What the exercise asks —
Look through the listing below and give the number of lines that hold "icon". Say nothing more.

══════

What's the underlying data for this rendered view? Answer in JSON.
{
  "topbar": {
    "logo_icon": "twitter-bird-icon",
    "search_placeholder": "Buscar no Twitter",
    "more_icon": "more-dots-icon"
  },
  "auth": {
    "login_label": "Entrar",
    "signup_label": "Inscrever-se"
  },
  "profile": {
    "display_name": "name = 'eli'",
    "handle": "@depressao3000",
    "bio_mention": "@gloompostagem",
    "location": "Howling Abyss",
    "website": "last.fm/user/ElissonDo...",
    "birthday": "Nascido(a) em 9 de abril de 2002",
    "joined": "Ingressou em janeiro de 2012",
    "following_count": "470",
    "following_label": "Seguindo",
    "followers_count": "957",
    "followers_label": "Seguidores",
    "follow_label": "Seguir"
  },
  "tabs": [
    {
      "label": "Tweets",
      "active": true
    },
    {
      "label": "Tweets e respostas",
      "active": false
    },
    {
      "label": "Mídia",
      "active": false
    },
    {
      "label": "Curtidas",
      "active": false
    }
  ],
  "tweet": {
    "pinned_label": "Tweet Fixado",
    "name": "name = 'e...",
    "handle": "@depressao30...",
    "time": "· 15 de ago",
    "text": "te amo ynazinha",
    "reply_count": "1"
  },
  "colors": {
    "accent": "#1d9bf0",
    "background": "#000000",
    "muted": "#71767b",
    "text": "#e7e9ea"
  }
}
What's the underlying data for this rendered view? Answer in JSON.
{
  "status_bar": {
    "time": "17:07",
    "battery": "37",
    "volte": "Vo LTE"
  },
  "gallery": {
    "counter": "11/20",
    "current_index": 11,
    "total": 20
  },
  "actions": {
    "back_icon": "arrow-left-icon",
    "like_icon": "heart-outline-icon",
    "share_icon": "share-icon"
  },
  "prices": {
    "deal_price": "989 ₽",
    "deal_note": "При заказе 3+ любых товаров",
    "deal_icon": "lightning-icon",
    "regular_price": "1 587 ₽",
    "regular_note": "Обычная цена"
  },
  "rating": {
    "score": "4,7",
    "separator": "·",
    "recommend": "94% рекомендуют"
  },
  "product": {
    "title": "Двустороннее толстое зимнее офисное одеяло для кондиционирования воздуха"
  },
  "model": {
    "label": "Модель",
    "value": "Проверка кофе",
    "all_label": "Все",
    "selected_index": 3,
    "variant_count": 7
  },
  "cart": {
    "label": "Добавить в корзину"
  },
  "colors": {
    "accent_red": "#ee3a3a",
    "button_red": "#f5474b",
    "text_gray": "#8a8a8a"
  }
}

══════

Answer in full —
6